start Excerpted records
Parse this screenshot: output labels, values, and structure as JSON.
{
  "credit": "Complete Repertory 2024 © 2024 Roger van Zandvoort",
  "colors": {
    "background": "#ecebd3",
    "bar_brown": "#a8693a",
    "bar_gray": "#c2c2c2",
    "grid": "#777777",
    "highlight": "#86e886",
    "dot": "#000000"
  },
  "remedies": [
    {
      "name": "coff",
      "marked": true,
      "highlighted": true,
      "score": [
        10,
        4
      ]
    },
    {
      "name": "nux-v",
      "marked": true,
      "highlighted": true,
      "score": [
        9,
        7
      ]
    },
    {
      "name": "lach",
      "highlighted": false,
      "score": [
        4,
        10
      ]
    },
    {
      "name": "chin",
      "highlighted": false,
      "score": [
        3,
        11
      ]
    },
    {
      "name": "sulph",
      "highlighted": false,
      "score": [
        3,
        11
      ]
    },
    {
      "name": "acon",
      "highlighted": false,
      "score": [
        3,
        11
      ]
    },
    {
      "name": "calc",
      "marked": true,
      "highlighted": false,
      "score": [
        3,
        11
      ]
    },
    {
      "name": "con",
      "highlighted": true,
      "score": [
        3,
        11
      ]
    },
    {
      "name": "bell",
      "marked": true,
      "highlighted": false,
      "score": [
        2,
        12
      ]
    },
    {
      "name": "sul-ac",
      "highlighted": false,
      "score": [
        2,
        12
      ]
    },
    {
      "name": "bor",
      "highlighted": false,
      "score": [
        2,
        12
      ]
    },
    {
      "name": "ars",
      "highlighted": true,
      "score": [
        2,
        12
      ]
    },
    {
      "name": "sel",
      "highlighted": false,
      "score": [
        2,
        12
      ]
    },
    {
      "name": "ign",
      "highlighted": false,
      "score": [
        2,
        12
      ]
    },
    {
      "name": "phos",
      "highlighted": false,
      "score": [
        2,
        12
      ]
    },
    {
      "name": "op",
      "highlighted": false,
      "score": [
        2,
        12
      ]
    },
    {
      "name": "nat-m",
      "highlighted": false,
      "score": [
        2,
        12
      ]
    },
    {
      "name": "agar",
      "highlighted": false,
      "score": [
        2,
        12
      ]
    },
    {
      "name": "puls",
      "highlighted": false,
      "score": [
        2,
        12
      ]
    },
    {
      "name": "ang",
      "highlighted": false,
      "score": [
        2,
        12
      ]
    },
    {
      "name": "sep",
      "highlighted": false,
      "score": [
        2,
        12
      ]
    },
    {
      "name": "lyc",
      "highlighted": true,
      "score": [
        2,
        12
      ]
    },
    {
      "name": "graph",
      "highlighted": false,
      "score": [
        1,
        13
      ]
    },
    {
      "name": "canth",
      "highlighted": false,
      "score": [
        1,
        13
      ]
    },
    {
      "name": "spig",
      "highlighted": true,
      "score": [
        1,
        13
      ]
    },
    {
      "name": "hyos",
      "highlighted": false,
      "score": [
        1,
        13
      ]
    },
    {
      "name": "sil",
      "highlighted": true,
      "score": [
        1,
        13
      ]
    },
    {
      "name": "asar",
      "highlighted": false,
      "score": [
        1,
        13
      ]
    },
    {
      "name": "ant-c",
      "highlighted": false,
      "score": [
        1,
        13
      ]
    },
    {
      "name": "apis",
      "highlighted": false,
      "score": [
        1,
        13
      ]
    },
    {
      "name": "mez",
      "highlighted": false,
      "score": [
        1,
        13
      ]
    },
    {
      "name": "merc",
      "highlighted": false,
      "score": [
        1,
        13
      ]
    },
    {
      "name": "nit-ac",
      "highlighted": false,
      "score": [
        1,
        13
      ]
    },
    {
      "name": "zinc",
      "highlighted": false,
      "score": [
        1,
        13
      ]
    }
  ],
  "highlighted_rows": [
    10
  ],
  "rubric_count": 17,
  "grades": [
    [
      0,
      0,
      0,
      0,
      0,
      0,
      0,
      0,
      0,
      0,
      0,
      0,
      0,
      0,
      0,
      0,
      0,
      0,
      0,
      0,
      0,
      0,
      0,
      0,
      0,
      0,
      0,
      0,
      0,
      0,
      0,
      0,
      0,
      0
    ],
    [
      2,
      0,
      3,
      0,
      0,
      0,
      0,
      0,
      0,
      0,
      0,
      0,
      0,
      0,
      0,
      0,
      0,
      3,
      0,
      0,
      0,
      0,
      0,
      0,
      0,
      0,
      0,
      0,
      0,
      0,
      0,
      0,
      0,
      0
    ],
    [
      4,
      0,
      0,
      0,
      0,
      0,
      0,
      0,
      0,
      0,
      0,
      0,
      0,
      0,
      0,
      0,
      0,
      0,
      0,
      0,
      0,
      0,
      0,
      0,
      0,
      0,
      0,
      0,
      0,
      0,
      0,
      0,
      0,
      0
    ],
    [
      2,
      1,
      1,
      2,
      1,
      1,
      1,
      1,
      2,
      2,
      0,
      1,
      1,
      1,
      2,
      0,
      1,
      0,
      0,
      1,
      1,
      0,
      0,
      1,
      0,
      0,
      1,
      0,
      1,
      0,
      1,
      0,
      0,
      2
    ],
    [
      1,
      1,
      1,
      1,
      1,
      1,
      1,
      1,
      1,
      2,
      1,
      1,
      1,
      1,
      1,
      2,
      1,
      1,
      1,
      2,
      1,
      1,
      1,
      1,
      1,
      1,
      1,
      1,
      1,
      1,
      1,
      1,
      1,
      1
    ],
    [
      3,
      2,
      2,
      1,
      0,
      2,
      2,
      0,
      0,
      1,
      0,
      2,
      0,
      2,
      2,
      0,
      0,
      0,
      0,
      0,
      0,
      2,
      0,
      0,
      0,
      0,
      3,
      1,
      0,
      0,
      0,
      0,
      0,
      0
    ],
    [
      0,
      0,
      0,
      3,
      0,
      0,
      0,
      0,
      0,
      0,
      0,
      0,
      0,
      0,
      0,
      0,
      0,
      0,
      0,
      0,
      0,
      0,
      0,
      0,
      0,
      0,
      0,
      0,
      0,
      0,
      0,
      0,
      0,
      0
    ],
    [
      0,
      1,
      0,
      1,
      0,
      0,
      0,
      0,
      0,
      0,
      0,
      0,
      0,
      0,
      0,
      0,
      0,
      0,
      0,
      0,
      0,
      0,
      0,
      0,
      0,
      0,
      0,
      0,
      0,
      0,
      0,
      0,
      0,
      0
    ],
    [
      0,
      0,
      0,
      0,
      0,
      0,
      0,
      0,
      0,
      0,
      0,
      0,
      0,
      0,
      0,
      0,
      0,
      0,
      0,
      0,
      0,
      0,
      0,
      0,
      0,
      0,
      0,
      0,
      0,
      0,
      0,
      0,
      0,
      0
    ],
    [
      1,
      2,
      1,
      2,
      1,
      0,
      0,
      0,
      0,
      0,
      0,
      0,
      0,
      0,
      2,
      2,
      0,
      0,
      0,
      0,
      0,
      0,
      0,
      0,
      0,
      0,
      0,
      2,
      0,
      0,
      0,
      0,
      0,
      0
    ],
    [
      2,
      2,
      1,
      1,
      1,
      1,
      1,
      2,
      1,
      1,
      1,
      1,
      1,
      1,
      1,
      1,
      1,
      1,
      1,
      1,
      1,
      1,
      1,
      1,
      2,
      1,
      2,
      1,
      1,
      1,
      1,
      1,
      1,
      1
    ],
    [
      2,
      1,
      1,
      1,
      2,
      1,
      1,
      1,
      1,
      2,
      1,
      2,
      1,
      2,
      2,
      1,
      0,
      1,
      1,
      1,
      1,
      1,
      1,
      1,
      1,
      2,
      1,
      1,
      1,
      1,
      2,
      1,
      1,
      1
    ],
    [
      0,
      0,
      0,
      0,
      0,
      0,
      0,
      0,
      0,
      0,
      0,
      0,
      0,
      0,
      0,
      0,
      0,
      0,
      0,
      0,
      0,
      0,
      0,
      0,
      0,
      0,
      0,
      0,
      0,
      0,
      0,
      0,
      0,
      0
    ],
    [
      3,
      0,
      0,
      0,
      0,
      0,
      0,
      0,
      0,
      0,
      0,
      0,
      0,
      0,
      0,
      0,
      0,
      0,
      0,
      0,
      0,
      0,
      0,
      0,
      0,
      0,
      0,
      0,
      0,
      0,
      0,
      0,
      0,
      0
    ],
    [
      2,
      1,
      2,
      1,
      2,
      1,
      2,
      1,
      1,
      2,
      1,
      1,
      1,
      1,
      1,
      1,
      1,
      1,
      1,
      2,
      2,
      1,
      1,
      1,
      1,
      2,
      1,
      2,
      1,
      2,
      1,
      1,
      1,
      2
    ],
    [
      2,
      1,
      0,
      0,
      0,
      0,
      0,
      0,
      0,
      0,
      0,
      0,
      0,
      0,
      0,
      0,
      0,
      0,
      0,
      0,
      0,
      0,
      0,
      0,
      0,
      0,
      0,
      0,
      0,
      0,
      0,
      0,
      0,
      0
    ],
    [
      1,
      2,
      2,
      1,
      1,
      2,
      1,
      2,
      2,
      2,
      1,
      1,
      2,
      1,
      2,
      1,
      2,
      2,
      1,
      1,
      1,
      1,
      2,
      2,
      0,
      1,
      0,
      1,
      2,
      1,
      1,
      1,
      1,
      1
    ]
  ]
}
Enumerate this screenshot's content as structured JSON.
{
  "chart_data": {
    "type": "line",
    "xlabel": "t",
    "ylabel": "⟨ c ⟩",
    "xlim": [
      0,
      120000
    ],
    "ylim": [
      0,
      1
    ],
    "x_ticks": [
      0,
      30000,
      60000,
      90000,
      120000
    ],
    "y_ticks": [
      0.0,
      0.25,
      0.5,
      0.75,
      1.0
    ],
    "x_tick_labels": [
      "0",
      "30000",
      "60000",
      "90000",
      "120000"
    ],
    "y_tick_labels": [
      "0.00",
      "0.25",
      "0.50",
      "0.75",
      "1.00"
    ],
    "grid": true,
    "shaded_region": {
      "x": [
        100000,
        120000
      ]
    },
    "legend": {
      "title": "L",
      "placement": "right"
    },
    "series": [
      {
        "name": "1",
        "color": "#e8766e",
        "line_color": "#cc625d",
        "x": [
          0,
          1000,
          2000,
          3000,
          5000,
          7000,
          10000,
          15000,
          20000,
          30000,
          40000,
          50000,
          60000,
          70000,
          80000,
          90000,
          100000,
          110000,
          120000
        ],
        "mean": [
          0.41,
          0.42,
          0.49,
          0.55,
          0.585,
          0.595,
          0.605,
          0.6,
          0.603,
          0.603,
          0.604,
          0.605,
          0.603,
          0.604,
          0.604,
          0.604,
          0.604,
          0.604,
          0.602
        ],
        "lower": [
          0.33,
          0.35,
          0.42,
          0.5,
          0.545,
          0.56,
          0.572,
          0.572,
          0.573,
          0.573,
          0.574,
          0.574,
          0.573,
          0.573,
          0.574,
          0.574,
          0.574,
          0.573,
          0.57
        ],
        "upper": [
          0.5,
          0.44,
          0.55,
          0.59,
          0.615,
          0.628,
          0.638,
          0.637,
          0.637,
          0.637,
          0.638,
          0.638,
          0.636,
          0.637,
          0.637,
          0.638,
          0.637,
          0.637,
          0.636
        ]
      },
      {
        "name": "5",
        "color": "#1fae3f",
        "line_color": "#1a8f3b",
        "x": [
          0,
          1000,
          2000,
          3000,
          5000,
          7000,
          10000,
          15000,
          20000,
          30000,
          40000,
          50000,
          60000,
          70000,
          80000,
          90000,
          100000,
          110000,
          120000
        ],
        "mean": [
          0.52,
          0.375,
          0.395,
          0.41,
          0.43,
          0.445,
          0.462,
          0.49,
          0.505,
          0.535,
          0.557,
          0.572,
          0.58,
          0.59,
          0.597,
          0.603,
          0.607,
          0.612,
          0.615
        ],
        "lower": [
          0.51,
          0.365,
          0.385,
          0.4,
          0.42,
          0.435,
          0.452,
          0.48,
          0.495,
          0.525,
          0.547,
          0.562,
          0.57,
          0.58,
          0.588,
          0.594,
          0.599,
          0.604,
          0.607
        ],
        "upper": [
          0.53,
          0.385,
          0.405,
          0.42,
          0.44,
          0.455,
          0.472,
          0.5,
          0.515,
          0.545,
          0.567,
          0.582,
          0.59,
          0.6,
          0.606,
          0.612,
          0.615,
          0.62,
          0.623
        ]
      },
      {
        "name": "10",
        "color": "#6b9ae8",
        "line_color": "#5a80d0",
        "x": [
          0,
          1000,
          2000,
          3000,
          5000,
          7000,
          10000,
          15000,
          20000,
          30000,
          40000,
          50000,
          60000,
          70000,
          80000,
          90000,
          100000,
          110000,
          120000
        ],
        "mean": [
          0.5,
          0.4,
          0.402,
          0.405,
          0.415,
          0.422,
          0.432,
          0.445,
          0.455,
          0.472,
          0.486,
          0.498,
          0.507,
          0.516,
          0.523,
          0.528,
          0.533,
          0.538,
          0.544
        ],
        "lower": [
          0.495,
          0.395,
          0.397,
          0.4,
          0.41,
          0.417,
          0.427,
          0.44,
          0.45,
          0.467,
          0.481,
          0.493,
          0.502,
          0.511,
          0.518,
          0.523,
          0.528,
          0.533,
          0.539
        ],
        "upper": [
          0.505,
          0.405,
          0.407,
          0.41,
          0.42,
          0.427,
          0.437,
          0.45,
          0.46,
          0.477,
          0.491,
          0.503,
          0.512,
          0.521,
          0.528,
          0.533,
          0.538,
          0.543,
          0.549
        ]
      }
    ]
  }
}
end Excerpted records
• **Task goal**: State how many lines hold the word "this". The number is the whole answer.

• **Expected answer**: 2